- [Exercise instructions]: Find the line containing "Read the values". Reproduce it and every line after it up to the end of the records, exactly as written.

(Data records)

>>>

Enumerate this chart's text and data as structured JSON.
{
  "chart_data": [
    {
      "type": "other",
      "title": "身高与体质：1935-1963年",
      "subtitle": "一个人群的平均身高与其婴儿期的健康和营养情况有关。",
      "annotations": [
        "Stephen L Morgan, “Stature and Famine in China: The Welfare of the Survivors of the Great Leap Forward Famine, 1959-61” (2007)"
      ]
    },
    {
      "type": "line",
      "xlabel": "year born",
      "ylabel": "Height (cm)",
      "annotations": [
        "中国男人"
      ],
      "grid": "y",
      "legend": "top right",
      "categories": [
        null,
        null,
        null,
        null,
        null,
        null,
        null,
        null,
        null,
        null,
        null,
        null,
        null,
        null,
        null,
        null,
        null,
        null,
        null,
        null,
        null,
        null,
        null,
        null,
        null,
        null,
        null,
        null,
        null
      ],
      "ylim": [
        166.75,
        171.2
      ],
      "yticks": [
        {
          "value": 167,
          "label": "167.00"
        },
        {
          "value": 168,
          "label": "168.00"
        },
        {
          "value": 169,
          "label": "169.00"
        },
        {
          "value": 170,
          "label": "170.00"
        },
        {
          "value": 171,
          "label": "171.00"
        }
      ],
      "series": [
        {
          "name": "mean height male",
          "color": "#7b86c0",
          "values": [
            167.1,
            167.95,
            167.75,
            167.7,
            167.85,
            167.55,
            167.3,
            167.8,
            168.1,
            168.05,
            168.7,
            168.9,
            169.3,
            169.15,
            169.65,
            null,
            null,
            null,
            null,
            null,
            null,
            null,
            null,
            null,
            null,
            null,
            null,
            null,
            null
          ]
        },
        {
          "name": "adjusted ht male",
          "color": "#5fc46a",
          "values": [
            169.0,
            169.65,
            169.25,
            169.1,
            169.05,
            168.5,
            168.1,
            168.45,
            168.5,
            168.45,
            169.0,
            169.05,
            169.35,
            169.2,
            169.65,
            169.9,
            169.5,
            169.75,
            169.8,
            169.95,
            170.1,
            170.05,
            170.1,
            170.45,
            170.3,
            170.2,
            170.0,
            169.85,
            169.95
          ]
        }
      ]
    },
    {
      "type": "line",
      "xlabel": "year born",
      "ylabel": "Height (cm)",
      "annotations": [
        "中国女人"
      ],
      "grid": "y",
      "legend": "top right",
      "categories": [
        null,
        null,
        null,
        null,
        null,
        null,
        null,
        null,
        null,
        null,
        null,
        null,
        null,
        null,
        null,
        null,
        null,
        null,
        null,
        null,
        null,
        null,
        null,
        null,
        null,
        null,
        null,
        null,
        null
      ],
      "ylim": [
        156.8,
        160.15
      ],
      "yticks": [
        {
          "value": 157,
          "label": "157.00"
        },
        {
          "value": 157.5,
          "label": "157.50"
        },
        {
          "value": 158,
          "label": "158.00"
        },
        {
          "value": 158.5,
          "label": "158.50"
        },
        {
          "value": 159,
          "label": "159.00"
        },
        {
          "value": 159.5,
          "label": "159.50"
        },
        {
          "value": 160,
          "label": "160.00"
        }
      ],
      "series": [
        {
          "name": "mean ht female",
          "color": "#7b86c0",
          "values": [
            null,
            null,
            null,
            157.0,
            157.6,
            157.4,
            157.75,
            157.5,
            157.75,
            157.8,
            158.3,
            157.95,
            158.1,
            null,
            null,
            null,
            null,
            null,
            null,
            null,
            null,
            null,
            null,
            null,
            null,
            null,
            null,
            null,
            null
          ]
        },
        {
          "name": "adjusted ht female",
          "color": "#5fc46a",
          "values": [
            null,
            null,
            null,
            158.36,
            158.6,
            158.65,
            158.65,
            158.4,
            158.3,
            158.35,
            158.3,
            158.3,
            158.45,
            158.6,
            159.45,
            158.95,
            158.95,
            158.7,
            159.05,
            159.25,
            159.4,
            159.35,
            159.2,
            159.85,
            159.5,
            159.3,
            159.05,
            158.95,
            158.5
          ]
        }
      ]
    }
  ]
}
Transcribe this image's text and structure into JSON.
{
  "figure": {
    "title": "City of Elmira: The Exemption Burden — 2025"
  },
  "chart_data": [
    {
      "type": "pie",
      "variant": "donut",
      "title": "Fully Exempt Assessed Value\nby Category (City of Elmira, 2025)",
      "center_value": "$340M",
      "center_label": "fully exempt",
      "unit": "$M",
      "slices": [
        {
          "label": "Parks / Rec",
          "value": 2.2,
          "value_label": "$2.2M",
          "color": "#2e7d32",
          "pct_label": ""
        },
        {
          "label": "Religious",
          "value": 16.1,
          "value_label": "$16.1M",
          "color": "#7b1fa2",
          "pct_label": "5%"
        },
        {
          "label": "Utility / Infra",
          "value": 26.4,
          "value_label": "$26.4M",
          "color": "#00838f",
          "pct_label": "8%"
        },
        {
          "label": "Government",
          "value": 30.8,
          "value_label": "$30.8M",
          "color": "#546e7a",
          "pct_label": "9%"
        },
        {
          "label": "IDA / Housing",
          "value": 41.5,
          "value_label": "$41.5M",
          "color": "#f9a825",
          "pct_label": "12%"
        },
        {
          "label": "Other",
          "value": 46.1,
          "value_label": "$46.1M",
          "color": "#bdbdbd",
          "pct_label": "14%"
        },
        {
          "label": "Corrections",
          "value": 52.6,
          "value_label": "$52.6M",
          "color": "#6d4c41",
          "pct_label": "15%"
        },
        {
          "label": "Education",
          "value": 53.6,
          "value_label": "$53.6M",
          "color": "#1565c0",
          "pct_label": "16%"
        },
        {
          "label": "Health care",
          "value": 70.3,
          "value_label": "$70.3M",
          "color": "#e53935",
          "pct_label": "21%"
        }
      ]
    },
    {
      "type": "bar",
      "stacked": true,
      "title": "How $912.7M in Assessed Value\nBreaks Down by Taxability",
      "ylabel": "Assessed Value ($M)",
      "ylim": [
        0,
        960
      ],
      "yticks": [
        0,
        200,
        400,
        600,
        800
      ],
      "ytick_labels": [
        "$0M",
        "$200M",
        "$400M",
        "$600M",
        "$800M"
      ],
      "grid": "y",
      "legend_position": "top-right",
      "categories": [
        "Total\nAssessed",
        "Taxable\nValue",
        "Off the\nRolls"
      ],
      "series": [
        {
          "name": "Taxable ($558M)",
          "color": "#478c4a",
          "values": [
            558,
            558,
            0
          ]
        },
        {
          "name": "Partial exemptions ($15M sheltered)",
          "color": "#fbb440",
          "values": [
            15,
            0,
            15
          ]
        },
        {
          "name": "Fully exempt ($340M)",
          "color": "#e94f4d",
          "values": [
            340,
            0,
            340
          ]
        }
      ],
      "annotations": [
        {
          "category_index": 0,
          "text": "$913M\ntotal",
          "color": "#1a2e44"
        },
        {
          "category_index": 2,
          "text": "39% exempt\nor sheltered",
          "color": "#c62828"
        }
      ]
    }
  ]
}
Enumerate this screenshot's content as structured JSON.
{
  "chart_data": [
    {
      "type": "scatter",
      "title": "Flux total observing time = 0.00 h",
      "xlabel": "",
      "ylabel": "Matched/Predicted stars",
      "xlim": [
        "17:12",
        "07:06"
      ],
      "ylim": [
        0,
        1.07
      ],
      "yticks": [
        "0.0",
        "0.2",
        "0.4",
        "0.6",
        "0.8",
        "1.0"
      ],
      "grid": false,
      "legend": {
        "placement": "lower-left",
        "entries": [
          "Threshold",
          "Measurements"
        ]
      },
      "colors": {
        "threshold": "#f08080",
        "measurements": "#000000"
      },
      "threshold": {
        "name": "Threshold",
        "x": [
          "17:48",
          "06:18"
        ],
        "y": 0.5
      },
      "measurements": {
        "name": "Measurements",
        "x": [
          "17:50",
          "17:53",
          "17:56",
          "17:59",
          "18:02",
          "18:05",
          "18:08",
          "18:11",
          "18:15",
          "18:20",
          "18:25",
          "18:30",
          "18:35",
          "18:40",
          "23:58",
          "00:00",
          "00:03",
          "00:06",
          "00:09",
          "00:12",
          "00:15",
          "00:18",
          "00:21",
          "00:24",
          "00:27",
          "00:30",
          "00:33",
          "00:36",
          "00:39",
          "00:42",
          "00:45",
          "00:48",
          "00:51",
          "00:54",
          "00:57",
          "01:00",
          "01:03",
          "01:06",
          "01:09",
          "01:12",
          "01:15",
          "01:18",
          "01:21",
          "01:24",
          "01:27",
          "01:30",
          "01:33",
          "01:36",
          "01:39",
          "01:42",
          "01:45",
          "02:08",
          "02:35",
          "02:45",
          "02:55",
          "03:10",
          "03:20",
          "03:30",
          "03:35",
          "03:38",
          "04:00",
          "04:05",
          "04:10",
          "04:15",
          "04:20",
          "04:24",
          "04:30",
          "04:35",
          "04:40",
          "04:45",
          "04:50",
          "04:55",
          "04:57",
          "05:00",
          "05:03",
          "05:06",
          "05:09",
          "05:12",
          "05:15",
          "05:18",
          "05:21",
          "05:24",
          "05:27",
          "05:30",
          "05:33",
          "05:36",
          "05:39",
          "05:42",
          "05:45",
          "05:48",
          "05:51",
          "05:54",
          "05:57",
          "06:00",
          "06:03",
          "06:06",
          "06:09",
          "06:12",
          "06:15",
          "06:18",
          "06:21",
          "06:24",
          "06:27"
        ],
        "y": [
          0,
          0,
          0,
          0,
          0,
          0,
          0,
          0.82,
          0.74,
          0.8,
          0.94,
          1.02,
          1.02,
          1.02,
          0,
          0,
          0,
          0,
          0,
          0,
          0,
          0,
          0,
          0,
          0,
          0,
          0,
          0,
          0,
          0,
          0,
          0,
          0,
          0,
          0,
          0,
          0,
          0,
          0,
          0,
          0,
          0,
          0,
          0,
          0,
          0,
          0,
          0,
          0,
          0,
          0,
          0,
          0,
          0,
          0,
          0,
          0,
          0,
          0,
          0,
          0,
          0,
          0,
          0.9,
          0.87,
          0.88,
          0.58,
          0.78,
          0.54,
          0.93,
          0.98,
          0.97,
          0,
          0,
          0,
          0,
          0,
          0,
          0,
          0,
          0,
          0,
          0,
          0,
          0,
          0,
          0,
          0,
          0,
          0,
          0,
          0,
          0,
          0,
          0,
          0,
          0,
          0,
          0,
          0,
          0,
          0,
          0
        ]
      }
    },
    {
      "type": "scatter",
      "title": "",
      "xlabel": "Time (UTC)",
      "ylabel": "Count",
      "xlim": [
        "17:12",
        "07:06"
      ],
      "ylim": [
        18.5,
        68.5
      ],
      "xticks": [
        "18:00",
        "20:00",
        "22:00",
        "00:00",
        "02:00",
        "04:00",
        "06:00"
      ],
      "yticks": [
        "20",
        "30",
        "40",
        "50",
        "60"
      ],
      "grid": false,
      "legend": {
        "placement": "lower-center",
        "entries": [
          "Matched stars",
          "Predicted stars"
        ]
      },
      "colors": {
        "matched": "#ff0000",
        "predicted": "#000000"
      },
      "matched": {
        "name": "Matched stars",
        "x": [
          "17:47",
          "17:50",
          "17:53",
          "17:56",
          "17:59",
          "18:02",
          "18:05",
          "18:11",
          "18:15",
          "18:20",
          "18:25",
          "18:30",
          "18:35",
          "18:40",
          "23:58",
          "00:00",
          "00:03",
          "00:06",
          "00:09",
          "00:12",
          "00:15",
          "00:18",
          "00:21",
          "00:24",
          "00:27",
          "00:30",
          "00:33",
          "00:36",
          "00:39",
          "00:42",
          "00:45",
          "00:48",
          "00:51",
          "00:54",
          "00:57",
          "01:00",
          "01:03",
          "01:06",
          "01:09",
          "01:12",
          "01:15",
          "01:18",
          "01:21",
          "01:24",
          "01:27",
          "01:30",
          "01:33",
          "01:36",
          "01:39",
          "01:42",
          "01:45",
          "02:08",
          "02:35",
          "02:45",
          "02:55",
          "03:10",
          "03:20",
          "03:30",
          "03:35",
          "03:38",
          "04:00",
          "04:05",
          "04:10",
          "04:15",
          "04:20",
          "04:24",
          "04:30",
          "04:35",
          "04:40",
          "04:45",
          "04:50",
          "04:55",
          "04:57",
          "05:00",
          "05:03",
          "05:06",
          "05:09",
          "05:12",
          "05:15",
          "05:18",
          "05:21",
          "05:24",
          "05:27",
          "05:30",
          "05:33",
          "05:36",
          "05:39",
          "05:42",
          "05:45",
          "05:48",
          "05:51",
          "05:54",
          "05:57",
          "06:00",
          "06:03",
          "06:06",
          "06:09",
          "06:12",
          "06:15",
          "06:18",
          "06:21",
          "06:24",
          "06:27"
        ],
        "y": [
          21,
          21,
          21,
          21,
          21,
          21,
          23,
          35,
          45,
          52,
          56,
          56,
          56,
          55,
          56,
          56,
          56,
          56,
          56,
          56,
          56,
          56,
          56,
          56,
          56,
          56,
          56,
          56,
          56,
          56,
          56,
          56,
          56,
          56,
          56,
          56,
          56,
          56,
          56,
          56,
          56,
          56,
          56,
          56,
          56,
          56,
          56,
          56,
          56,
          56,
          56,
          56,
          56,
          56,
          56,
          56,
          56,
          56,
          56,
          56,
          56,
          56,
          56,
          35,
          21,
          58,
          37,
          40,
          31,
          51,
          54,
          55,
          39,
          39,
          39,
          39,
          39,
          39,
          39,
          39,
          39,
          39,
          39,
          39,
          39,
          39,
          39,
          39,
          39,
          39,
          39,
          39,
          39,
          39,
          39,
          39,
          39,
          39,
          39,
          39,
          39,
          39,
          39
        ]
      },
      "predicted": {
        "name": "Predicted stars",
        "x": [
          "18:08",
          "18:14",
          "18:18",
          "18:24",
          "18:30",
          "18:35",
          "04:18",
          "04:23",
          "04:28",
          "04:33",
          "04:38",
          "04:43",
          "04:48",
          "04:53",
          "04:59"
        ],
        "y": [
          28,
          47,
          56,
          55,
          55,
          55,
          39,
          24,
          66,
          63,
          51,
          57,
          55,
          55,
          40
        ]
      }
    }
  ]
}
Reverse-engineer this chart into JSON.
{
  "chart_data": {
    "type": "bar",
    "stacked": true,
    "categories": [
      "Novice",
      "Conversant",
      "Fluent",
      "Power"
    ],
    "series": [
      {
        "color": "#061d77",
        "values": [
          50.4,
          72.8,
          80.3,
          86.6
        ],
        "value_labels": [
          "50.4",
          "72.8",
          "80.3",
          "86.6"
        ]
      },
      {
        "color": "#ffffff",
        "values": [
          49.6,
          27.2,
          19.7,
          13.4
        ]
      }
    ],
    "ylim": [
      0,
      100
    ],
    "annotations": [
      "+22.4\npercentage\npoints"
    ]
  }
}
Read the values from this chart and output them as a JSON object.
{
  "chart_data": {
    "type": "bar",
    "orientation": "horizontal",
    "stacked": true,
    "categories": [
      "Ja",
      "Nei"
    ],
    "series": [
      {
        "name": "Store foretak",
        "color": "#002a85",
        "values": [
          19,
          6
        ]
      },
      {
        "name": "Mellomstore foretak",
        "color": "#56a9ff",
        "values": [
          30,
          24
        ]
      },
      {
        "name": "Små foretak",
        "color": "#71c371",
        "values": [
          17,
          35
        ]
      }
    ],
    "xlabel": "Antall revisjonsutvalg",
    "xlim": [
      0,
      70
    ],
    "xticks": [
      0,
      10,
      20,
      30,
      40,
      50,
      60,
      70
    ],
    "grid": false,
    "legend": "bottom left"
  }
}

<<<

- [Solution for this exercise]:
Read the values from this chart and output them as a JSON object.
{
  "chart_data": {
    "type": "bar",
    "orientation": "horizontal",
    "stacked": true,
    "categories": [
      "Ja",
      "Nei"
    ],
    "series": [
      {
        "name": "Store foretak",
        "color": "#002a85",
        "values": [
          19,
          6
        ]
      },
      {
        "name": "Mellomstore foretak",
        "color": "#56a9ff",
        "values": [
          30,
          24
        ]
      },
      {
        "name": "Små foretak",
        "color": "#71c371",
        "values": [
          17,
          35
        ]
      }
    ],
    "xlabel": "Antall revisjonsutvalg",
    "xlim": [
      0,
      70
    ],
    "xticks": [
      0,
      10,
      20,
      30,
      40,
      50,
      60,
      70
    ],
    "grid": false,
    "legend": "bottom left"
  }
}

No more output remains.